[EXERCISE DIRECTIONS] Rewrite the records below, replacing "Patent image size" with "Figure size" everywhere and keeping everything else the same. Leave out the pictures.

[PROVIDED DATA]
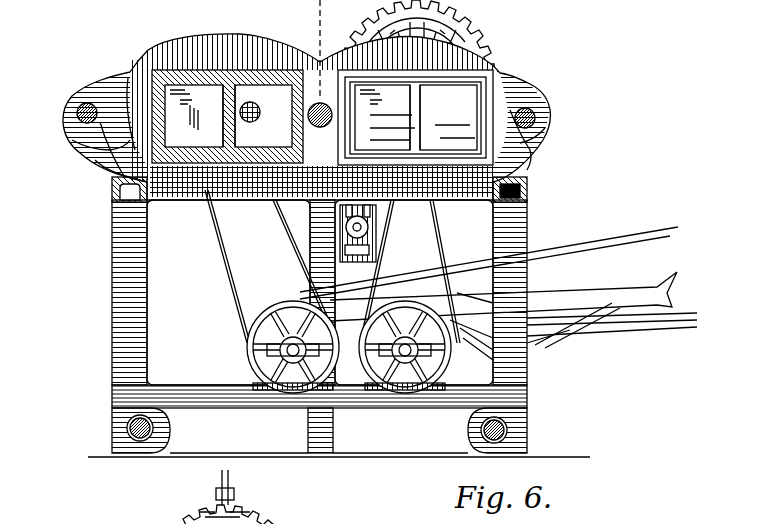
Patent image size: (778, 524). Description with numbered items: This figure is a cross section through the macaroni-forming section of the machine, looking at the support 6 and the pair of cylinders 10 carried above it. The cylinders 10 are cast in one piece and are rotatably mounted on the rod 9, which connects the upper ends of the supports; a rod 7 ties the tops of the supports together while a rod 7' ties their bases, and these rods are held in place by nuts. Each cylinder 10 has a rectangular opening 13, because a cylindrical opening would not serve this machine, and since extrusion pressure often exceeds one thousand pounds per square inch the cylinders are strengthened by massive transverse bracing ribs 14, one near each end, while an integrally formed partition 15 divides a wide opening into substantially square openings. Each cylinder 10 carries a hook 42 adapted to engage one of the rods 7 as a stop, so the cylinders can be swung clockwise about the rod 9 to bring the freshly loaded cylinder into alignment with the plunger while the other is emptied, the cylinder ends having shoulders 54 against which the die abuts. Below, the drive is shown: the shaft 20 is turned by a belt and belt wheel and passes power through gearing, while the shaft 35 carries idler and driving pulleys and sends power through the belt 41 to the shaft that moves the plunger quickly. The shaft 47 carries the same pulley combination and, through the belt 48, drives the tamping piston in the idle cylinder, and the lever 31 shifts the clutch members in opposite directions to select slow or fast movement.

The support 6 is at (525, 405).
The rod 7 is at (303, 116).
The rod 7' is at (317, 431).
The rod 9 is at (335, 118).
The cylinder 10 is at (253, 70).
The rectangular opening 13 is at (321, 117).
The transverse bracing rib 14 is at (185, 55).
The partition 15 is at (227, 113).
The shaft 20 is at (370, 235).
The lever 31 is at (233, 483).
The shaft 35 is at (405, 362).
The belt 41 is at (452, 243).
The hook 42 is at (100, 160).
The shaft 47 is at (293, 362).
The belt 48 is at (226, 285).
The shoulder 54 is at (500, 78).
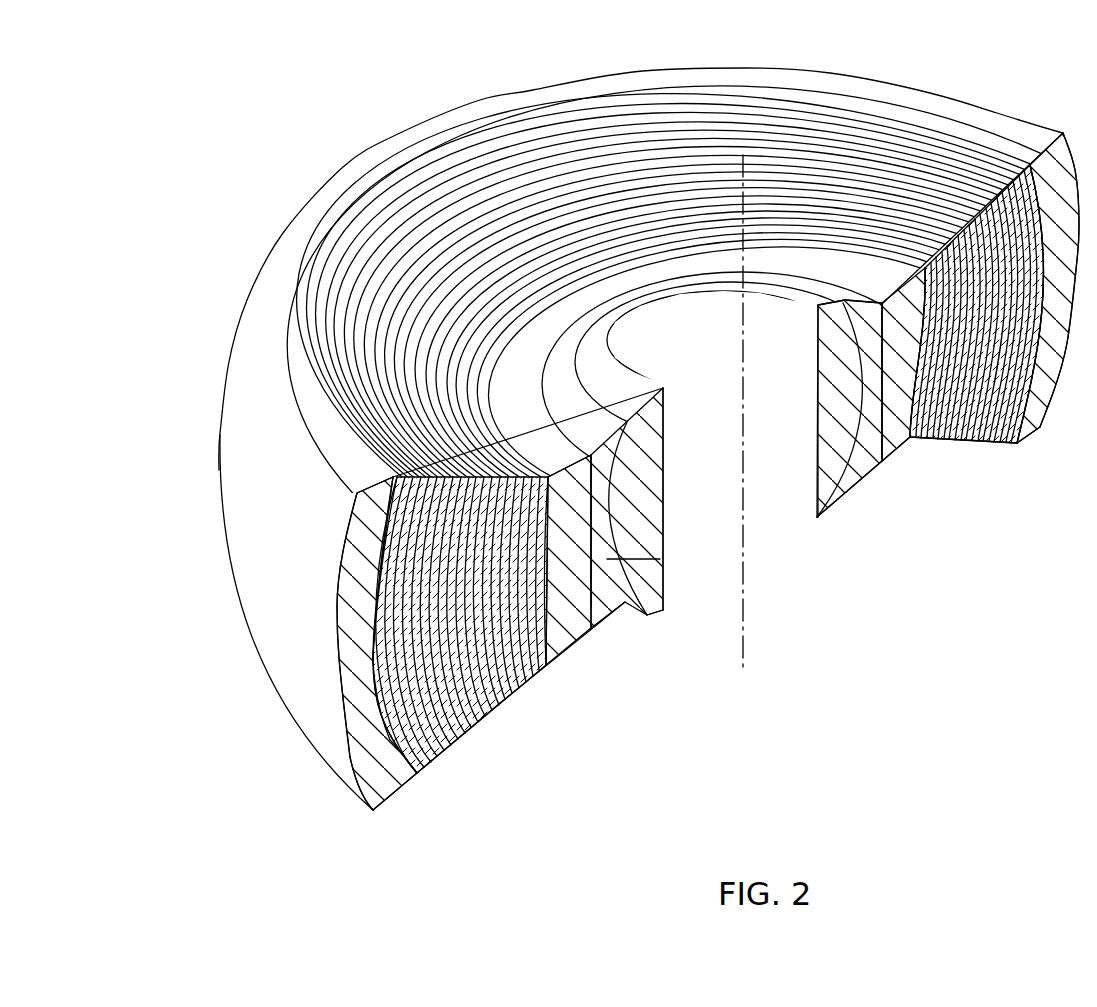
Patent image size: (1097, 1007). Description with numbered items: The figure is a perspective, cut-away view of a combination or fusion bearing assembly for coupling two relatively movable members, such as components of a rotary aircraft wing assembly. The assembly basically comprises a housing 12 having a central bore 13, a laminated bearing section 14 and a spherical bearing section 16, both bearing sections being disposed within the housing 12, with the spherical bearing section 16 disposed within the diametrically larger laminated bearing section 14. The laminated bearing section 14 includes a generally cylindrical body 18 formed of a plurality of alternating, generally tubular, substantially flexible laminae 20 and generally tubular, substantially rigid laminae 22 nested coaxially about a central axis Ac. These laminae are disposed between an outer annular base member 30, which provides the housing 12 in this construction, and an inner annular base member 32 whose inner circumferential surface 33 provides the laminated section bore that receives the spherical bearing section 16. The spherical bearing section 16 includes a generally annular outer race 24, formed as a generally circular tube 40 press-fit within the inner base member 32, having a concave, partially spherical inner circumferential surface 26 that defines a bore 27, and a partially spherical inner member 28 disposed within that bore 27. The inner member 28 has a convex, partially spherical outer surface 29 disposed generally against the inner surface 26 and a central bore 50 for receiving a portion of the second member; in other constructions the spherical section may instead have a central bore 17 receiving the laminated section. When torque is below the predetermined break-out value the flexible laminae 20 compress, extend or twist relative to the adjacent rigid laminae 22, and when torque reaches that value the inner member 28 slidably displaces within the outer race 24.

The housing 12 is at (238, 720).
The central bore 13 is at (1036, 404).
The laminated bearing section 14 is at (494, 150).
The spherical bearing section 16 is at (852, 540).
The central bore 17 is at (670, 579).
The cylindrical body 18 is at (512, 694).
The flexible laminae 20 is at (456, 794).
The rigid laminae 22 is at (471, 760).
The outer race 24 is at (874, 476).
The inner circumferential surface 26 is at (660, 558).
The bore 27 is at (616, 526).
The inner member 28 is at (656, 622).
The outer surface 29 is at (870, 352).
The outer annular base member 30 is at (324, 754).
The inner annular base member 32 is at (566, 630).
The inner circumferential surface 33 is at (595, 600).
The circular tube 40 is at (873, 440).
The bore 50 is at (775, 472).
The central axis Ac is at (745, 664).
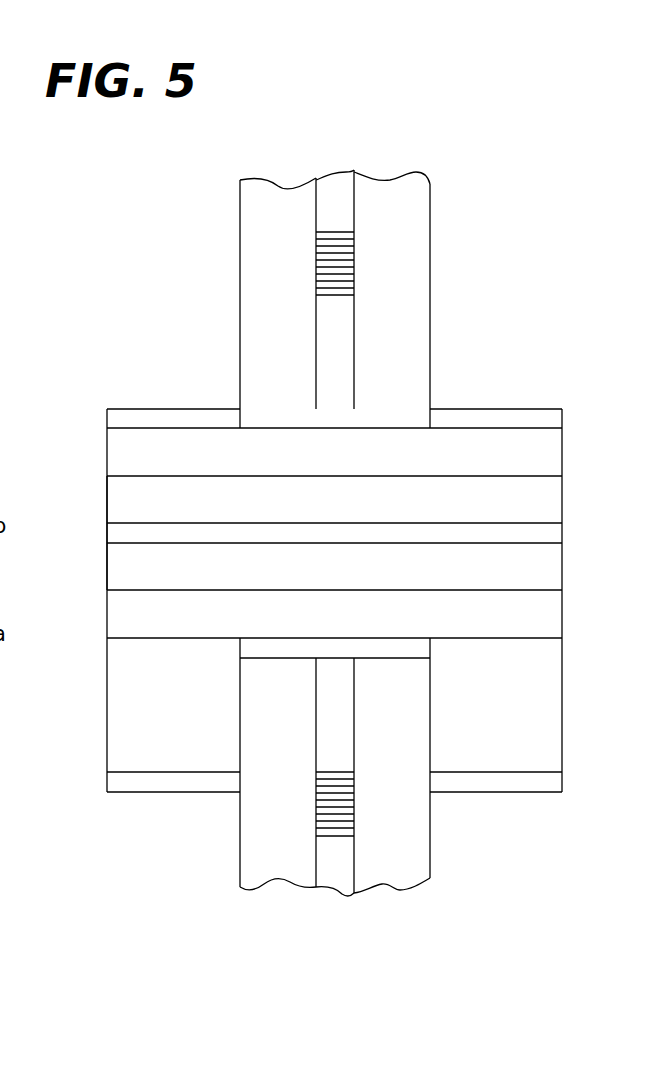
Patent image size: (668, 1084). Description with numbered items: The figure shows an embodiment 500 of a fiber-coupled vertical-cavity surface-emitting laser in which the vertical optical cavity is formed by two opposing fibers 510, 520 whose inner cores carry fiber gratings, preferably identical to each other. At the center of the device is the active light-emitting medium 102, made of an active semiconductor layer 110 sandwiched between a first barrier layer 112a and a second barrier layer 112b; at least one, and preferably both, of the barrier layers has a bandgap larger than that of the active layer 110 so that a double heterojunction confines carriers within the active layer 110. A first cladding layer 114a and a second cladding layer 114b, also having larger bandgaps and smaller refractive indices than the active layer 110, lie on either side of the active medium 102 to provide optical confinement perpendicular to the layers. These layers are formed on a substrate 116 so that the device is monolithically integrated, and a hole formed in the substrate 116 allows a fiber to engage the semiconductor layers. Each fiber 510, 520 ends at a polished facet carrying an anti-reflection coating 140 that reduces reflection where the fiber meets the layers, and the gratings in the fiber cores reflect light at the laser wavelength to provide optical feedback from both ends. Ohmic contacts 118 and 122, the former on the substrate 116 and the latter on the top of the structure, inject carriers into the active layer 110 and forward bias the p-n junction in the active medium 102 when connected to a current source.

The embodiment 500 is at (86, 203).
The fiber 510 is at (447, 250).
The fiber 520 is at (289, 891).
The anti-reflection coating 140 is at (292, 408).
The ohmic contact 122 is at (178, 408).
The active light-emitting medium 102 is at (107, 476).
The second cladding layer 114b is at (563, 458).
The second barrier layer 112b is at (563, 495).
The active semiconductor layer 110 is at (563, 533).
The first barrier layer 112a is at (563, 557).
The first cladding layer 114a is at (563, 605).
The substrate 116 is at (563, 668).
The ohmic contact 118 is at (127, 793).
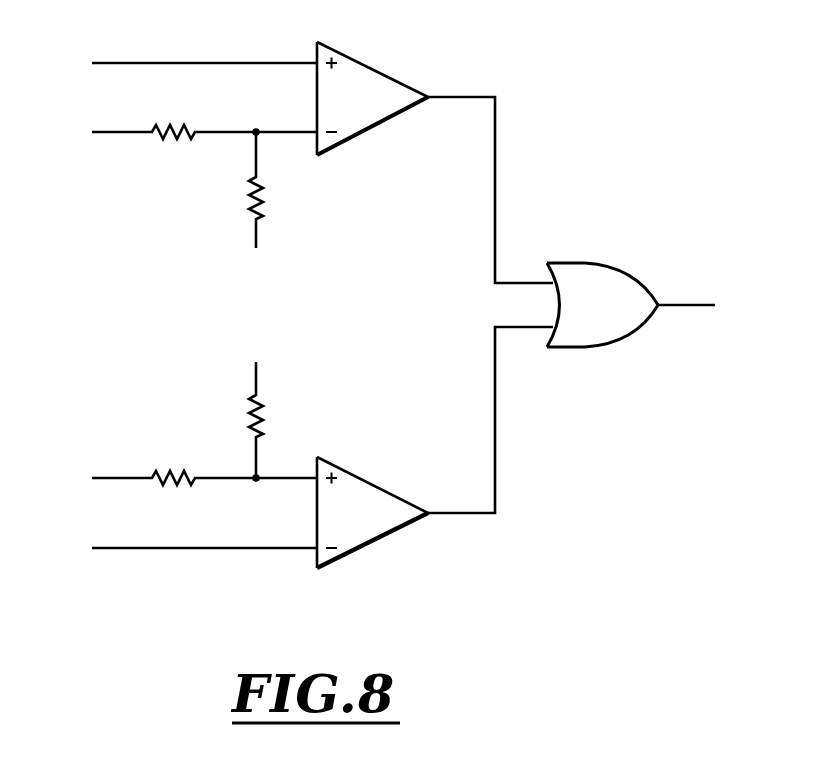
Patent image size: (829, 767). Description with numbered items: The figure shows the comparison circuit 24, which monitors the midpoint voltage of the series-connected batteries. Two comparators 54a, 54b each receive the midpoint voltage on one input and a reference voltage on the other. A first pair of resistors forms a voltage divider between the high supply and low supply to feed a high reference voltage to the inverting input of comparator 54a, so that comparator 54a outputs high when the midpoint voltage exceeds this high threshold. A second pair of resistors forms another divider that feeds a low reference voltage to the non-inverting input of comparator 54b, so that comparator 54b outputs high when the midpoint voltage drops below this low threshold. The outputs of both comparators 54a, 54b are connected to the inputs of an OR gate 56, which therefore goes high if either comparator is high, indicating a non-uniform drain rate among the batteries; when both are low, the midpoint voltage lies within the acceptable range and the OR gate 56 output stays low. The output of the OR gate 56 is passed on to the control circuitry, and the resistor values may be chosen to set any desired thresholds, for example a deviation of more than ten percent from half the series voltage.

The comparison circuit 24 is at (640, 83).
The comparator 54a is at (400, 80).
The comparator 54b is at (400, 495).
The OR gate 56 is at (600, 277).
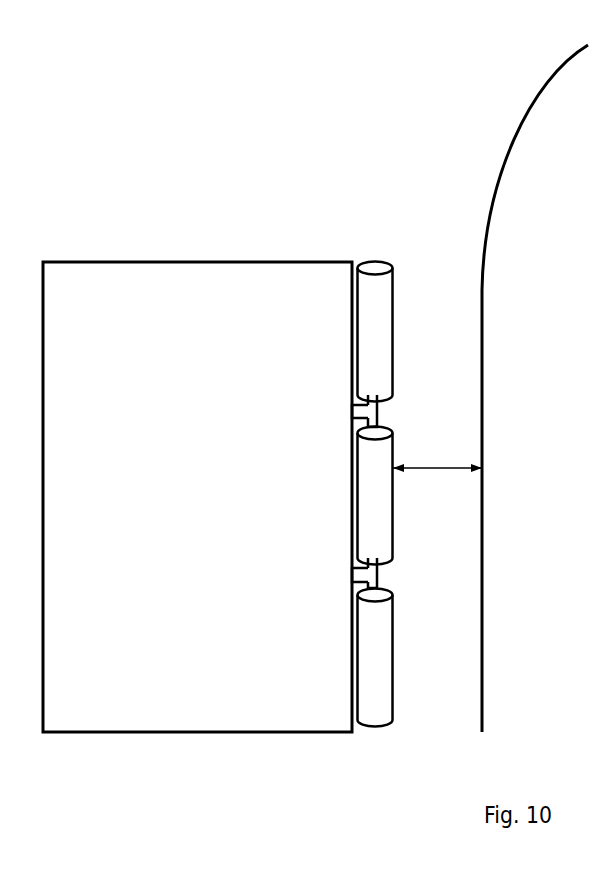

[EXERCISE RESULT]
Figure size: (778, 524). Description with numbered items: This figure is a cross section through the macaroni-forming section of the machine, looking at the support 6 and the pair of cylinders 10 carried above it. The cylinders 10 are cast in one piece and are rotatably mounted on the rod 9, which connects the upper ends of the supports; a rod 7 ties the tops of the supports together while a rod 7' ties their bases, and these rods are held in place by nuts. Each cylinder 10 has a rectangular opening 13, because a cylindrical opening would not serve this machine, and since extrusion pressure often exceeds one thousand pounds per square inch the cylinders are strengthened by massive transverse bracing ribs 14, one near each end, while an integrally formed partition 15 divides a wide opening into substantially square openings. Each cylinder 10 carries a hook 42 adapted to engage one of the rods 7 as a stop, so the cylinders can be swung clockwise about the rod 9 to bring the freshly loaded cylinder into alignment with the plunger while the other is emptied, the cylinder ends having shoulders 54 against which the die abuts. Below, the drive is shown: the shaft 20 is turned by a belt and belt wheel and passes power through gearing, while the shaft 35 carries idler and driving pulleys and sends power through the belt 41 to the shaft that moves the plunger quickly. The shaft 47 carries the same pulley combination and, through the belt 48, drives the tamping piston in the idle cylinder, and the lever 31 shifts the clutch members in opposite directions to select slow or fast movement.

The support 6 is at (525, 405).
The rod 7 is at (303, 116).
The rod 7' is at (317, 431).
The rod 9 is at (335, 118).
The cylinder 10 is at (253, 70).
The rectangular opening 13 is at (321, 117).
The transverse bracing rib 14 is at (185, 55).
The partition 15 is at (227, 113).
The shaft 20 is at (370, 235).
The lever 31 is at (233, 483).
The shaft 35 is at (405, 362).
The belt 41 is at (452, 243).
The hook 42 is at (100, 160).
The shaft 47 is at (293, 362).
The belt 48 is at (226, 285).
The shoulder 54 is at (500, 78).
Figure size: (1097, 1007). Description with numbered items: The figure is a perspective, cut-away view of a combination or fusion bearing assembly for coupling two relatively movable members, such as components of a rotary aircraft wing assembly. The assembly basically comprises a housing 12 having a central bore 13, a laminated bearing section 14 and a spherical bearing section 16, both bearing sections being disposed within the housing 12, with the spherical bearing section 16 disposed within the diametrically larger laminated bearing section 14. The laminated bearing section 14 includes a generally cylindrical body 18 formed of a plurality of alternating, generally tubular, substantially flexible laminae 20 and generally tubular, substantially rigid laminae 22 nested coaxially about a central axis Ac. These laminae are disposed between an outer annular base member 30, which provides the housing 12 in this construction, and an inner annular base member 32 whose inner circumferential surface 33 provides the laminated section bore that receives the spherical bearing section 16. The spherical bearing section 16 includes a generally annular outer race 24, formed as a generally circular tube 40 press-fit within the inner base member 32, having a concave, partially spherical inner circumferential surface 26 that defines a bore 27, and a partially spherical inner member 28 disposed within that bore 27. The inner member 28 has a convex, partially spherical outer surface 29 disposed generally against the inner surface 26 and a central bore 50 for receiving a portion of the second member; in other constructions the spherical section may instead have a central bore 17 receiving the laminated section. When torque is below the predetermined break-out value the flexible laminae 20 compress, extend or twist relative to the adjacent rigid laminae 22, and when torque reaches that value the inner member 28 slidably displaces within the outer race 24.

The housing 12 is at (238, 720).
The central bore 13 is at (1036, 404).
The laminated bearing section 14 is at (494, 150).
The spherical bearing section 16 is at (852, 540).
The central bore 17 is at (670, 579).
The cylindrical body 18 is at (512, 694).
The flexible laminae 20 is at (456, 794).
The rigid laminae 22 is at (471, 760).
The outer race 24 is at (874, 476).
The inner circumferential surface 26 is at (660, 558).
The bore 27 is at (616, 526).
The inner member 28 is at (656, 622).
The outer surface 29 is at (870, 352).
The outer annular base member 30 is at (324, 754).
The inner annular base member 32 is at (566, 630).
The inner circumferential surface 33 is at (595, 600).
The circular tube 40 is at (873, 440).
The bore 50 is at (775, 472).
The central axis Ac is at (745, 664).
Figure size: (668, 1084). Description with numbered items: The figure shows an embodiment 500 of a fiber-coupled vertical-cavity surface-emitting laser in which the vertical optical cavity is formed by two opposing fibers 510, 520 whose inner cores carry fiber gratings, preferably identical to each other. At the center of the device is the active light-emitting medium 102, made of an active semiconductor layer 110 sandwiched between a first barrier layer 112a and a second barrier layer 112b; at least one, and preferably both, of the barrier layers has a bandgap larger than that of the active layer 110 so that a double heterojunction confines carriers within the active layer 110. A first cladding layer 114a and a second cladding layer 114b, also having larger bandgaps and smaller refractive indices than the active layer 110, lie on either side of the active medium 102 to provide optical confinement perpendicular to the layers. These layers are formed on a substrate 116 so that the device is monolithically integrated, and a hole formed in the substrate 116 allows a fiber to engage the semiconductor layers. Each fiber 510, 520 ends at a polished facet carrying an anti-reflection coating 140 that reduces reflection where the fiber meets the layers, and the gratings in the fiber cores reflect light at the laser wavelength to provide optical feedback from both ends. Ohmic contacts 118 and 122, the former on the substrate 116 and the latter on the top of the structure, inject carriers into the active layer 110 and forward bias the p-n junction in the active medium 102 when connected to a current source.

The embodiment 500 is at (86, 203).
The fiber 510 is at (447, 250).
The fiber 520 is at (289, 891).
The anti-reflection coating 140 is at (292, 408).
The ohmic contact 122 is at (178, 408).
The active light-emitting medium 102 is at (107, 476).
The second cladding layer 114b is at (563, 458).
The second barrier layer 112b is at (563, 495).
The active semiconductor layer 110 is at (563, 533).
The first barrier layer 112a is at (563, 557).
The first cladding layer 114a is at (563, 605).
The substrate 116 is at (563, 668).
The ohmic contact 118 is at (127, 793).
Figure size: (829, 767). Description with numbered items: The figure shows the comparison circuit 24, which monitors the midpoint voltage of the series-connected batteries. Two comparators 54a, 54b each receive the midpoint voltage on one input and a reference voltage on the other. A first pair of resistors forms a voltage divider between the high supply and low supply to feed a high reference voltage to the inverting input of comparator 54a, so that comparator 54a outputs high when the midpoint voltage exceeds this high threshold. A second pair of resistors forms another divider that feeds a low reference voltage to the non-inverting input of comparator 54b, so that comparator 54b outputs high when the midpoint voltage drops below this low threshold. The outputs of both comparators 54a, 54b are connected to the inputs of an OR gate 56, which therefore goes high if either comparator is high, indicating a non-uniform drain rate among the batteries; when both are low, the midpoint voltage lies within the acceptable range and the OR gate 56 output stays low. The output of the OR gate 56 is passed on to the control circuitry, and the resistor values may be chosen to set any desired thresholds, for example a deviation of more than ten percent from half the series voltage.

The comparison circuit 24 is at (640, 83).
The comparator 54a is at (400, 80).
The comparator 54b is at (400, 495).
The OR gate 56 is at (600, 277).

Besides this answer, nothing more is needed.